* _Texte présenté_:
================

Chez Hortense, un tissu de non-dits

«C’est simple: quelqu’un va peut-être avoir un problème parce que j’ai pas parlé à quelqu’un de quelque chose dont j’aurais dû lui parler. Et maintenant, je dois le dire à ce quelqu’un et je sais pas comment. Alors, est-ce que je dois le dire?» Un tissu de non-dits, imprimé de lâcheté ordinaire, qui s’effiloche entre deux actes manqués. Cherchez Hortense, c’est trois fois rien. Mais des petits riens au cube filmés avec consistance, qui finissent par nourrir son homme, c’est-à-dire le spectateur.

Parce que Pascal Bonitzer s’attache au vide qui remplit nos vies. Et parce que la recherche est menée par Jean-Pierre Bacri. L’acteur déclarait cette semaine: «En ce qui me concerne, c’est un gros malentendu. Non, je ne suis pas un ronchon» (24 heures du 12 septembre). C’est qu’à force de jouer les râleurs et les misanthropes, Jean-Pierre Bacri finit par se confondre avec ses personnages. Il rectifie donc et, à juste titre, ajoute que «le Castella du Goût des autres n’a rien à voir avec le Damien de Cherchez Hortense, qui n’a rien à voir avec le gars de Cuisine et dépendances».

«Cherchez Hortense» démonte des mécanismes et fait résonner les non-dits.

================

* _Travail demandé_:
Changez dans le texte le passage commençant par « Parce que Pascal » et se terminant par « résonner les non-dits. », en y remplaçant « ronchon » par « grognon ». Appuyez-vous uniquement sur le texte.

================

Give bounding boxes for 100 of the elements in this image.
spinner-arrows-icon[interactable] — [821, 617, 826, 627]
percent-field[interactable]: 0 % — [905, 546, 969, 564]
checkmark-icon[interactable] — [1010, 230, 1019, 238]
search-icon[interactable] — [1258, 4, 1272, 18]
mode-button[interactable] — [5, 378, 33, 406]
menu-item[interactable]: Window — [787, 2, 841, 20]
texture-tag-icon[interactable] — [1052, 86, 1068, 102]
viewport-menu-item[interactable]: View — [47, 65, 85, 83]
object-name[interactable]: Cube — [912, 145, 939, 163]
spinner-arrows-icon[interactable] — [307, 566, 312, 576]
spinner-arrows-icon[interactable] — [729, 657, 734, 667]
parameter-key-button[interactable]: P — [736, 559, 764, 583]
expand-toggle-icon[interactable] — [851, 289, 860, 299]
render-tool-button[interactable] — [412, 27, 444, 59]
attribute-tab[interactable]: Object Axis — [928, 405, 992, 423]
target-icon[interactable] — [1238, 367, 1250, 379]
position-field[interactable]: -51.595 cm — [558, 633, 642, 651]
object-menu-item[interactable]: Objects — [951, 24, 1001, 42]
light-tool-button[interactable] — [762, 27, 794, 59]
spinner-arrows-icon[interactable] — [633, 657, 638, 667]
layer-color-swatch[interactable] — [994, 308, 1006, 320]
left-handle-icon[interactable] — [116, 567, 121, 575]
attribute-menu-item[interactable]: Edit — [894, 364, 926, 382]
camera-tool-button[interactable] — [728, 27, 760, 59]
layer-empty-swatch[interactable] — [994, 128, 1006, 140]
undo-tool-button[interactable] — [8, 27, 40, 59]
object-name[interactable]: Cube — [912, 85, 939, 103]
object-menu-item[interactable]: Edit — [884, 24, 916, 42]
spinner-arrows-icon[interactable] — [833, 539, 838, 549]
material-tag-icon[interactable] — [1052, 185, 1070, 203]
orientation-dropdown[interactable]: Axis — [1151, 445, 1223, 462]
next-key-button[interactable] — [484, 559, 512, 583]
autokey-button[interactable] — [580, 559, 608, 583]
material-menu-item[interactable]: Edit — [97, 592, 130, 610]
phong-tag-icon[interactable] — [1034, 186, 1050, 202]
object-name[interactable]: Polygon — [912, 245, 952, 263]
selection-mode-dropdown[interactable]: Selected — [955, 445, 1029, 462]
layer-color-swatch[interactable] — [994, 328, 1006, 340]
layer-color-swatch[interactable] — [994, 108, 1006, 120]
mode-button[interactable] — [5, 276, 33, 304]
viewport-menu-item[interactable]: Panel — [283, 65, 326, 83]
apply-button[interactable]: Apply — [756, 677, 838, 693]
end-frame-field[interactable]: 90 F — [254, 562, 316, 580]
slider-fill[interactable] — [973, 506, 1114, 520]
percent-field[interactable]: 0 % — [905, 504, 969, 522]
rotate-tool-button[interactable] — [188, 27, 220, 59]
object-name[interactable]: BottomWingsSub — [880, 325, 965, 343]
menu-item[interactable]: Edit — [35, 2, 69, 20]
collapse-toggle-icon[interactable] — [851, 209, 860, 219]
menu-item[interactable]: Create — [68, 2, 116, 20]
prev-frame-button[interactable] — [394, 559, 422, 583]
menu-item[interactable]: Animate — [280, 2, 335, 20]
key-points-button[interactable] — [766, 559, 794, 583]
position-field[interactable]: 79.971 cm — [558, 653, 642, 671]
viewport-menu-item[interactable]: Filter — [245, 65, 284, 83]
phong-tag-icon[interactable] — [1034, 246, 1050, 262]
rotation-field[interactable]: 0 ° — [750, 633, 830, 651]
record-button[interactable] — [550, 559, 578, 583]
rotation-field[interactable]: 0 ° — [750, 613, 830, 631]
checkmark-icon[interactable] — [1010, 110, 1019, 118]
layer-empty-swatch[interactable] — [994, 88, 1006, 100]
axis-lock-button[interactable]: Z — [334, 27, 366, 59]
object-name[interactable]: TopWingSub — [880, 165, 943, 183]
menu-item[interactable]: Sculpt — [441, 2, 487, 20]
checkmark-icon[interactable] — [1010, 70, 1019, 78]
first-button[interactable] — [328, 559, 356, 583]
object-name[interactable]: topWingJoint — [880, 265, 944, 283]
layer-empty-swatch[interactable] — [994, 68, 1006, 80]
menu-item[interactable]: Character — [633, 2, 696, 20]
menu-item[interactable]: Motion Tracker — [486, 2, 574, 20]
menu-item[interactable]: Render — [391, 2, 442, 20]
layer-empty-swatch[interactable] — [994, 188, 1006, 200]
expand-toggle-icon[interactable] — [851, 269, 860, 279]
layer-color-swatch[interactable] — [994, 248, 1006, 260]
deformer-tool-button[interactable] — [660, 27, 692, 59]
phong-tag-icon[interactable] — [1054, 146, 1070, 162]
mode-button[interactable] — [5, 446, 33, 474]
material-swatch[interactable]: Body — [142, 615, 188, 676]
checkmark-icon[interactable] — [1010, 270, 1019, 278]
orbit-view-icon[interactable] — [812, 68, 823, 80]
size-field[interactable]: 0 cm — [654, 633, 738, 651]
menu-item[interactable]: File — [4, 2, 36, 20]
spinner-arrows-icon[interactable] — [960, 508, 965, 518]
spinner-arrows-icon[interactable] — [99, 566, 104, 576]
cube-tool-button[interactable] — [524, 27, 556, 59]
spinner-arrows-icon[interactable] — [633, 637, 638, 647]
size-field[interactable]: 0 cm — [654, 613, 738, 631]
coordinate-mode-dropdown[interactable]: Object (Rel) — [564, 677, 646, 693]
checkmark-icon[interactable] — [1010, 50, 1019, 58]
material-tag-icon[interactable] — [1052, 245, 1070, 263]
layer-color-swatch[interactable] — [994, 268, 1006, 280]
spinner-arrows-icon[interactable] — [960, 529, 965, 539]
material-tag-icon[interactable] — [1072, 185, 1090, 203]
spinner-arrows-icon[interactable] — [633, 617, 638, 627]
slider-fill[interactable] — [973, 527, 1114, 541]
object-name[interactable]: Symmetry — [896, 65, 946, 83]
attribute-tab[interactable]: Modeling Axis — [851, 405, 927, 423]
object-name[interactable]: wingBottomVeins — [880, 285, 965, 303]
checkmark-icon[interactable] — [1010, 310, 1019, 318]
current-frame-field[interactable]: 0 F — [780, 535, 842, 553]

================

* _Réponse_:
Parce que Pascal Bonitzer s’attache au vide qui remplit nos vies. Et parce que la recherche est menée par Jean-Pierre Bacri. L’acteur déclarait cette semaine: «En ce qui me concerne, c’est un gros malentendu. Non, je ne suis pas un grognon» (24 heures du 12 septembre). C’est qu’à force de jouer les râleurs et les misanthropes, Jean-Pierre Bacri finit par se confondre avec ses personnages. Il rectifie donc et, à juste titre, ajoute que «le Castella du Goût des autres n’a rien à voir avec le Damien de Cherchez Hortense, qui n’a rien à voir avec le gars de Cuisine et dépendances».

«Cherchez Hortense» démonte des mécanismes et fait résonner les non-dits.